From the entries provided below, copy each line that contains the word "Sales".

=== Recorded information ===

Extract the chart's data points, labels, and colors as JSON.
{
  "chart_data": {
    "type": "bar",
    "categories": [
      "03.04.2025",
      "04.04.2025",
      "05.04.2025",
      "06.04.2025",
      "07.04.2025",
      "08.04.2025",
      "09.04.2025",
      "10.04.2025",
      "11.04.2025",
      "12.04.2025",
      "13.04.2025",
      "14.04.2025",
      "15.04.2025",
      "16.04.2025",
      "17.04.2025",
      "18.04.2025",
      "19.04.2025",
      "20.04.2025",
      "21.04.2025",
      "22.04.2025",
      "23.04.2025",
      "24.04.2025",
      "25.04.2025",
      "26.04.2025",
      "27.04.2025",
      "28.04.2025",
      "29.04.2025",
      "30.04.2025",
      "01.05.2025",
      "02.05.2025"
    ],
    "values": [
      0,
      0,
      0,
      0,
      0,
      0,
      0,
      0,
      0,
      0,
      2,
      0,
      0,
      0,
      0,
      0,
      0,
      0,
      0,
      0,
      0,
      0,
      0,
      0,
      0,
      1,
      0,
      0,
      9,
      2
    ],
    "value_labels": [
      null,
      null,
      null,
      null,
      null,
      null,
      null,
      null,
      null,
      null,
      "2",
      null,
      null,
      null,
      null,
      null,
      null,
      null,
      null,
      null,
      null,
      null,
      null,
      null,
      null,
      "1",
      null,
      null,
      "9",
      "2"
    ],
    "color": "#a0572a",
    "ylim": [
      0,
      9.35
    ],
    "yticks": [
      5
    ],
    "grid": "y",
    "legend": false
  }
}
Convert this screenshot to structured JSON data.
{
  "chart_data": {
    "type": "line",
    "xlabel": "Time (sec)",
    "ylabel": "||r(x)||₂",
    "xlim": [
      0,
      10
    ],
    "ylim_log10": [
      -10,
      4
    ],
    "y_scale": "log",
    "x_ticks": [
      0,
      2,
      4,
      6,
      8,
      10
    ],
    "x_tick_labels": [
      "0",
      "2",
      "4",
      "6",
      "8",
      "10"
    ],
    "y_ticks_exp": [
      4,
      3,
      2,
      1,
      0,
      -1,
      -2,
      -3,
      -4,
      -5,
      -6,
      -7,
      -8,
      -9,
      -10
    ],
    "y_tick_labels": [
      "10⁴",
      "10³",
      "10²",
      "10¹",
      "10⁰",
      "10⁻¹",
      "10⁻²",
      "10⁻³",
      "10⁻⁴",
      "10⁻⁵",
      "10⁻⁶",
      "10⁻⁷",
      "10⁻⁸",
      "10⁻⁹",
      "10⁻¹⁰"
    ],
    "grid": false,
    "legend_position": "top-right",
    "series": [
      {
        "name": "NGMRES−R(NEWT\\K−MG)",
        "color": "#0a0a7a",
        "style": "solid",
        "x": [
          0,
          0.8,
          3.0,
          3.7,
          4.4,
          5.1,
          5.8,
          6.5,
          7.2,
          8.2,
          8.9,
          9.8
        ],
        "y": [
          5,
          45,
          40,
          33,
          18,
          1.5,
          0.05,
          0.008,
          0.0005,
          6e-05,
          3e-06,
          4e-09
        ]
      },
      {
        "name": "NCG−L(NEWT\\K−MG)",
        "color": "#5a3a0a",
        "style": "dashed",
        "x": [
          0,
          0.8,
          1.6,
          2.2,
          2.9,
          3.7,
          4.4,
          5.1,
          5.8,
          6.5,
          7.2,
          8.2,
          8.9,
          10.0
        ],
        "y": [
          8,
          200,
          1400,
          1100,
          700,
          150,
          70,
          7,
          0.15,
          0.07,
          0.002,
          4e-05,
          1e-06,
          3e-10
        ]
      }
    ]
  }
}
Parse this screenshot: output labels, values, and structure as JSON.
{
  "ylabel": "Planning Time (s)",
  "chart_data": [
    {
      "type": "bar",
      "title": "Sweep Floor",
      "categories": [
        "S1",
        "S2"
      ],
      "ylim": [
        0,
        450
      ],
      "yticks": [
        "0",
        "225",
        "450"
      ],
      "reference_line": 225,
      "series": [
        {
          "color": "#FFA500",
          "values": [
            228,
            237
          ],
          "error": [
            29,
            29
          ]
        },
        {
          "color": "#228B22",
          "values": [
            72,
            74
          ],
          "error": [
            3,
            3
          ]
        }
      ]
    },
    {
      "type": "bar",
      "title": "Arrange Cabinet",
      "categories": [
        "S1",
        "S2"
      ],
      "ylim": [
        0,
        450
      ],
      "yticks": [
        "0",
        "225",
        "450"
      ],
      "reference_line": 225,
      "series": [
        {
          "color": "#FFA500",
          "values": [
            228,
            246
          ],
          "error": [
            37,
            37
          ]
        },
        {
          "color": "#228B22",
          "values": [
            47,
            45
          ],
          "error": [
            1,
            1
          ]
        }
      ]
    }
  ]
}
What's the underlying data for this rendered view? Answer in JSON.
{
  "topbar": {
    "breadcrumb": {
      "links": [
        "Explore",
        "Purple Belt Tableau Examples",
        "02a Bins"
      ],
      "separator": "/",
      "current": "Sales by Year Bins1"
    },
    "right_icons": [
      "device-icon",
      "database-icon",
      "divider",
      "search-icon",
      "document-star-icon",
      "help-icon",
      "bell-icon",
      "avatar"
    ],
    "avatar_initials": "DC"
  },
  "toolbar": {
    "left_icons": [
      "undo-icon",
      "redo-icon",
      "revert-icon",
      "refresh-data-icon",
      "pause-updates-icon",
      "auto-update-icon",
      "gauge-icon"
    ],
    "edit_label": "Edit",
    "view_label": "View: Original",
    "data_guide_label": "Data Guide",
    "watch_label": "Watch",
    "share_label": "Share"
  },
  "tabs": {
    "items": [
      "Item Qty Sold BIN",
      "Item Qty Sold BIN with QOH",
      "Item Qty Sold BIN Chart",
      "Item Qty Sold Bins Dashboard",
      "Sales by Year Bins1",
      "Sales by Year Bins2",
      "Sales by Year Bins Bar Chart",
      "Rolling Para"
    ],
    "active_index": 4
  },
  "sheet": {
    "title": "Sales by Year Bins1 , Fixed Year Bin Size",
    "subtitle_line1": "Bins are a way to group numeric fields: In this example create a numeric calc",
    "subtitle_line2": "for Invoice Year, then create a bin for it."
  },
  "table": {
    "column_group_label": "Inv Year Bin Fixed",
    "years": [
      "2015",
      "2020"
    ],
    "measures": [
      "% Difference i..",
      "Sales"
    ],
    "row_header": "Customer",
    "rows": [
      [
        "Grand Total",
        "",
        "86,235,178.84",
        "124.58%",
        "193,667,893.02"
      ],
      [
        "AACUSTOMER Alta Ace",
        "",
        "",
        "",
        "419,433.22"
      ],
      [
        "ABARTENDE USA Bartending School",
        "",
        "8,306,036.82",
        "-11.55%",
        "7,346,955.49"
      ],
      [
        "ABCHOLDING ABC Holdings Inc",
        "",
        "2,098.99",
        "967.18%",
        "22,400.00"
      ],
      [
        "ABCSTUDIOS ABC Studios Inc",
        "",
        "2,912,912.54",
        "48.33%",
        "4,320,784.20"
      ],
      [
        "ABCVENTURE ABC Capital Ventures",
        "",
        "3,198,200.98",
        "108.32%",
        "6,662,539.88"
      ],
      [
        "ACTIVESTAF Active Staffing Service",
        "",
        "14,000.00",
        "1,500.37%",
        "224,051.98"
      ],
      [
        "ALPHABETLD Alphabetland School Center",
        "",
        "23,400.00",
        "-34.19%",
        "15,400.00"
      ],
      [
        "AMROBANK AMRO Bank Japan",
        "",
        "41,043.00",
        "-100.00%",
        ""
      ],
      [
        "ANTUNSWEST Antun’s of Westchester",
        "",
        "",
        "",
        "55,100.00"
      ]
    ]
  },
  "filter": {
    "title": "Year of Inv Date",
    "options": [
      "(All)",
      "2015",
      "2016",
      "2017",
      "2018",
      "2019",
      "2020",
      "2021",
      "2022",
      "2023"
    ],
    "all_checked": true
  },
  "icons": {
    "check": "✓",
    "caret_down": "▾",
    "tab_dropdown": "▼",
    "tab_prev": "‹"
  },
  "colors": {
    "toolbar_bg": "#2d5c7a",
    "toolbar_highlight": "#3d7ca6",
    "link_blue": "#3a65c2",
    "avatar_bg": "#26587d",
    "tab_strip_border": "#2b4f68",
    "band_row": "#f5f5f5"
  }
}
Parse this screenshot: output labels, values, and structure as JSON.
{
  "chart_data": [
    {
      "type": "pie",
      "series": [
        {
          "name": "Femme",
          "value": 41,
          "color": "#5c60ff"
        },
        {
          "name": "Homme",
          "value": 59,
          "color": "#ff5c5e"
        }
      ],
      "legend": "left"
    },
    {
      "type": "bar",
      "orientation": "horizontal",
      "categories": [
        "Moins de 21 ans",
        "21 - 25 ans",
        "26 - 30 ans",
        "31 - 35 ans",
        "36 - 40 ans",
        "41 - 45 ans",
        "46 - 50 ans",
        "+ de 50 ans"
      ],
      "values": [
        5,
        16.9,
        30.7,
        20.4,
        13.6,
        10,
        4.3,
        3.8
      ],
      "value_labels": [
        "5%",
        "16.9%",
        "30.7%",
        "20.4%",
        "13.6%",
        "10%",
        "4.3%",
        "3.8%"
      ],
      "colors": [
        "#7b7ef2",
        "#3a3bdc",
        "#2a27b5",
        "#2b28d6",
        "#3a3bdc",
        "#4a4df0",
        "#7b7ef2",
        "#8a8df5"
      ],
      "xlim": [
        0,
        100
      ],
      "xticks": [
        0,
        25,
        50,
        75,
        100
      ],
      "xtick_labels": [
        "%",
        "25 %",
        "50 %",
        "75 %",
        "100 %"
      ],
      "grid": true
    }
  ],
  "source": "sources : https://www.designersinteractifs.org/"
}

===

Reply to the exercise →
      "current": "Sales by Year Bins1"
      "Sales by Year Bins1",
      "Sales by Year Bins2",
      "Sales by Year Bins Bar Chart",
    "title": "Sales by Year Bins1 , Fixed Year Bin Size",
      "Sales"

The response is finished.